Where a line in the listing below contains the word "Buckley", copy that line.
------ Material to process ------
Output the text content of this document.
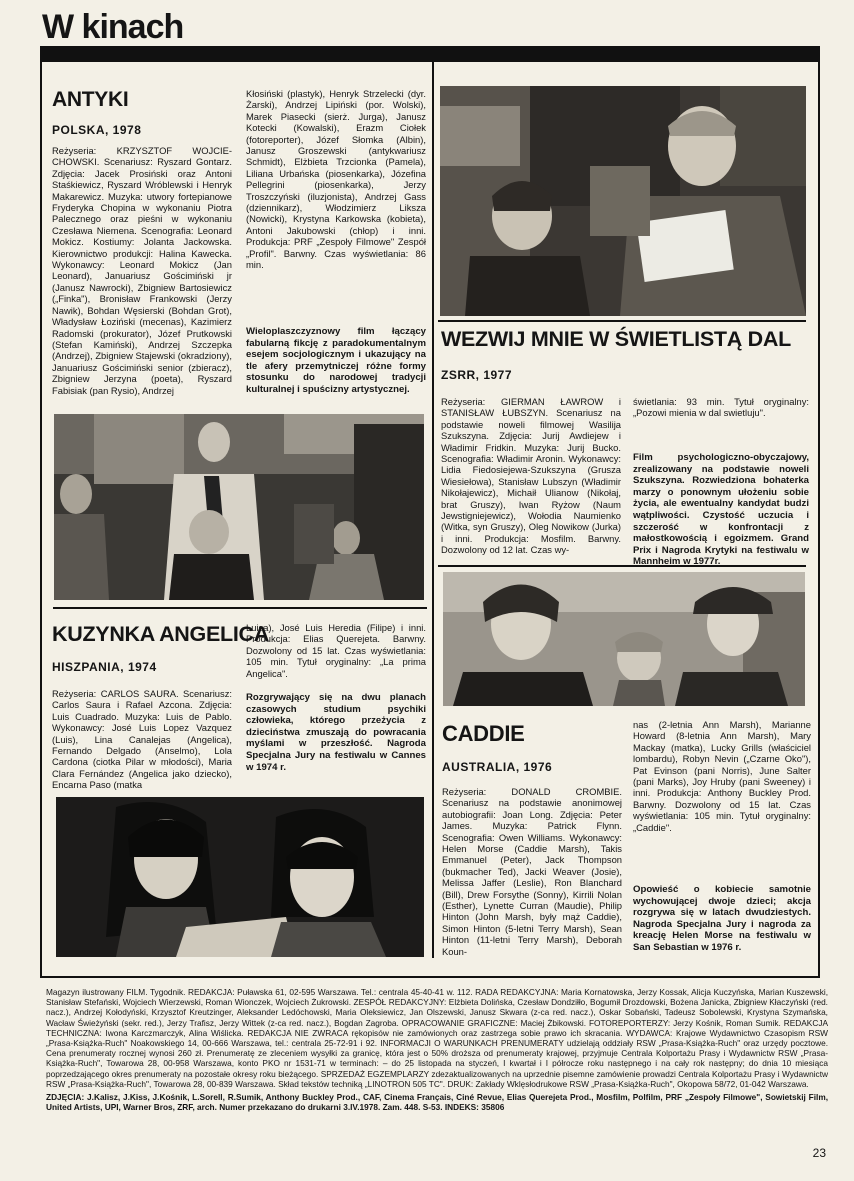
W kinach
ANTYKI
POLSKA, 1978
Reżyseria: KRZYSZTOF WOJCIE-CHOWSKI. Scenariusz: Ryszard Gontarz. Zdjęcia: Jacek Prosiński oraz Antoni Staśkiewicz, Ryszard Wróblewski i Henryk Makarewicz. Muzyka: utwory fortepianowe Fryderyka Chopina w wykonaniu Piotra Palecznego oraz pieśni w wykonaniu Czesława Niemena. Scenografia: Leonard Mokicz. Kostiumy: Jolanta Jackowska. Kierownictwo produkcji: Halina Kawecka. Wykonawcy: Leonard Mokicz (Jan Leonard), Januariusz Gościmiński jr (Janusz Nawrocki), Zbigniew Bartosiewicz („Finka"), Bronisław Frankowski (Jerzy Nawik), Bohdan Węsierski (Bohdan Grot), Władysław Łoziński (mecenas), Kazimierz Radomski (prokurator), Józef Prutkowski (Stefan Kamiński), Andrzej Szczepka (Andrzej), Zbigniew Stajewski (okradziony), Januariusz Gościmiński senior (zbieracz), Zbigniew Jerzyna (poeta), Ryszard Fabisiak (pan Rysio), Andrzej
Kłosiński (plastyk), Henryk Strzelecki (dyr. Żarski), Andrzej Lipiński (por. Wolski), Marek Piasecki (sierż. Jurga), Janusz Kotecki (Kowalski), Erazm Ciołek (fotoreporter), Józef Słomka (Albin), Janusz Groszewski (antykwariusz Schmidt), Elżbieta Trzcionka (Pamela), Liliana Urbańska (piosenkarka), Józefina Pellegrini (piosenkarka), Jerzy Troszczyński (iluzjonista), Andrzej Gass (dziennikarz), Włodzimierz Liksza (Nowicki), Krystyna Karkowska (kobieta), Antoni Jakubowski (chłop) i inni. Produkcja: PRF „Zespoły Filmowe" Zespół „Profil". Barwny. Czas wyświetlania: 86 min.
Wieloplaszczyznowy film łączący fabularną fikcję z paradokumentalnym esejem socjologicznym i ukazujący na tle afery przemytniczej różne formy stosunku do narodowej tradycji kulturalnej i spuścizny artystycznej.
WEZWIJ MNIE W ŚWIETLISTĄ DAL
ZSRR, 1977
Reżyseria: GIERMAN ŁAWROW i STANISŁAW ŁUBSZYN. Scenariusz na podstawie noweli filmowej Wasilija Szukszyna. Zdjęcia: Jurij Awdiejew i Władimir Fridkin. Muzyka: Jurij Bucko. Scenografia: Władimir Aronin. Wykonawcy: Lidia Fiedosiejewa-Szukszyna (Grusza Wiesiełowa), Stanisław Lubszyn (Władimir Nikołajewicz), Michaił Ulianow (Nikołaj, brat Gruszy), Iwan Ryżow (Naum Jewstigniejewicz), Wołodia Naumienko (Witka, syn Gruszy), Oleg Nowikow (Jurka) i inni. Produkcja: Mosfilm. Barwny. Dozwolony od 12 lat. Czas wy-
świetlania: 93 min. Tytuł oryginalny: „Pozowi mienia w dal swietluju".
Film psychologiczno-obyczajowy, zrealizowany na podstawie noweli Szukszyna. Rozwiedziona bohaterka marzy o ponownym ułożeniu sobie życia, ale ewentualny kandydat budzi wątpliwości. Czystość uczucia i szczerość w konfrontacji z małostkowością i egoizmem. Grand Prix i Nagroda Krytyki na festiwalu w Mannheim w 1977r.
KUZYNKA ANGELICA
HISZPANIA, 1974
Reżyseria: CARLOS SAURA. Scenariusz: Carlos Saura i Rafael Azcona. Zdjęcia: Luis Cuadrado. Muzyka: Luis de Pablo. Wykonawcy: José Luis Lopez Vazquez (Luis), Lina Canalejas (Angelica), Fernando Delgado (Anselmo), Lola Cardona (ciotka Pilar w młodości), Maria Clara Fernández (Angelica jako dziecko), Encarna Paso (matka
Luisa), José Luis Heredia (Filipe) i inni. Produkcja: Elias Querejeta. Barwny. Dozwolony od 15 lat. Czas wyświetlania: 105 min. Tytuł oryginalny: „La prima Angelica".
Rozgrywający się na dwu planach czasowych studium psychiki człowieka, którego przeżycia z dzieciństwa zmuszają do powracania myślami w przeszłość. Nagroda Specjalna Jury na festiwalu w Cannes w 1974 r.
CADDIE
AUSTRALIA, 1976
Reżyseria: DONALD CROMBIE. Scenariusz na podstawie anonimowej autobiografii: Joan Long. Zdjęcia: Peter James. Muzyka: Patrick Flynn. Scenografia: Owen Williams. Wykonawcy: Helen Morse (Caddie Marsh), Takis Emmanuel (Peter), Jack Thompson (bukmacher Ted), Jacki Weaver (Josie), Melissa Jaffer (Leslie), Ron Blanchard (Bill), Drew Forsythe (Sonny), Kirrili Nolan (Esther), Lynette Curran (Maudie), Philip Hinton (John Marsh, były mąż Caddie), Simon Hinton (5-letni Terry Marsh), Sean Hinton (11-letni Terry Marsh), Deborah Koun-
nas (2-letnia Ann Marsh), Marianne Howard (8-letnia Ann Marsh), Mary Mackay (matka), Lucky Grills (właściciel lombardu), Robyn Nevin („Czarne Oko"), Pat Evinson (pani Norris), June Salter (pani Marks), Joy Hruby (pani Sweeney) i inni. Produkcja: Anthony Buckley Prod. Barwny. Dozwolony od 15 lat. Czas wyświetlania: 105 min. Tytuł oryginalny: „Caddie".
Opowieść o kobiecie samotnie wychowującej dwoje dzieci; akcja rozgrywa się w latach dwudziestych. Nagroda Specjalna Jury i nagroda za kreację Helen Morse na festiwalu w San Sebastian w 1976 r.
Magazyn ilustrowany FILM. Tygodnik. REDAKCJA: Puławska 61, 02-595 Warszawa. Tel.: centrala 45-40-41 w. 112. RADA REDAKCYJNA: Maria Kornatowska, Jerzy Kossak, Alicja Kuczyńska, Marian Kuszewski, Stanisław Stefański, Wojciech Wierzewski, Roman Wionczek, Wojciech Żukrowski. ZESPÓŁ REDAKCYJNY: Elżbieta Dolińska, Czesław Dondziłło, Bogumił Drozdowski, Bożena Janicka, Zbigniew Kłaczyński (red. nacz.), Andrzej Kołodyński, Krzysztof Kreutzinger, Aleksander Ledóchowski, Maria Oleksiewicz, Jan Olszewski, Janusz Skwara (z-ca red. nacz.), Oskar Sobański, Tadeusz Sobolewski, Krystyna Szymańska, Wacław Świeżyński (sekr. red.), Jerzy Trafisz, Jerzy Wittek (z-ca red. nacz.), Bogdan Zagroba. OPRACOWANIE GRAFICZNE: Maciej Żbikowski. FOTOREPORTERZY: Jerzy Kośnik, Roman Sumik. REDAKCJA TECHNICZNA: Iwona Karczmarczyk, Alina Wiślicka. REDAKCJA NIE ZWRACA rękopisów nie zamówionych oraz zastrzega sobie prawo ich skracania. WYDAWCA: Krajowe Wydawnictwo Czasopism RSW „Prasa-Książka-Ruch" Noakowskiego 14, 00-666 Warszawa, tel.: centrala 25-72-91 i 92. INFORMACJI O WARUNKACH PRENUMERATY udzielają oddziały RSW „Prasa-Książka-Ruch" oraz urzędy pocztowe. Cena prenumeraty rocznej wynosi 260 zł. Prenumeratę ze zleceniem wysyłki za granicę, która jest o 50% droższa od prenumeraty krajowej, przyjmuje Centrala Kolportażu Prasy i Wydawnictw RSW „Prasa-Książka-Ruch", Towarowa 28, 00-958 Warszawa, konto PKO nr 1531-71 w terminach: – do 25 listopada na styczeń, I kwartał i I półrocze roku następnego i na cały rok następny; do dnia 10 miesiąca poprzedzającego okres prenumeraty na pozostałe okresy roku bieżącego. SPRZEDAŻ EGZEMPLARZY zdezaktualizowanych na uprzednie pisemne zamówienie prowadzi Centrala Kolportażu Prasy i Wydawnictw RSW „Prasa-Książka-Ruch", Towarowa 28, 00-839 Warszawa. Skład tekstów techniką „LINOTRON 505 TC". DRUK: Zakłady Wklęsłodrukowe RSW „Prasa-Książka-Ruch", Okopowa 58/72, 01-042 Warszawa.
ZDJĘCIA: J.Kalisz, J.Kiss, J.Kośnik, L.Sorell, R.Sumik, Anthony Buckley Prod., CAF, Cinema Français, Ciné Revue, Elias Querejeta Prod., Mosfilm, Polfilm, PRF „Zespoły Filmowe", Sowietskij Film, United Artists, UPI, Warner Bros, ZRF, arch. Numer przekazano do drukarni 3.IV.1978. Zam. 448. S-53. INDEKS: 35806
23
------
Task solution =
nas (2-letnia Ann Marsh), Marianne Howard (8-letnia Ann Marsh), Mary Mackay (matka), Lucky Grills (właściciel lombardu), Robyn Nevin („Czarne Oko"), Pat Evinson (pani Norris), June Salter (pani Marks), Joy Hruby (pani Sweeney) i inni. Produkcja: Anthony Buckley Prod. Barwny. Dozwolony od 15 lat. Czas wyświetlania: 105 min. Tytuł oryginalny: „Caddie".
ZDJĘCIA: J.Kalisz, J.Kiss, J.Kośnik, L.Sorell, R.Sumik, Anthony Buckley Prod., CAF, Cinema Français, Ciné Revue, Elias Querejeta Prod., Mosfilm, Polfilm, PRF „Zespoły Filmowe", Sowietskij Film, United Artists, UPI, Warner Bros, ZRF, arch. Numer przekazano do drukarni 3.IV.1978. Zam. 448. S-53. INDEKS: 35806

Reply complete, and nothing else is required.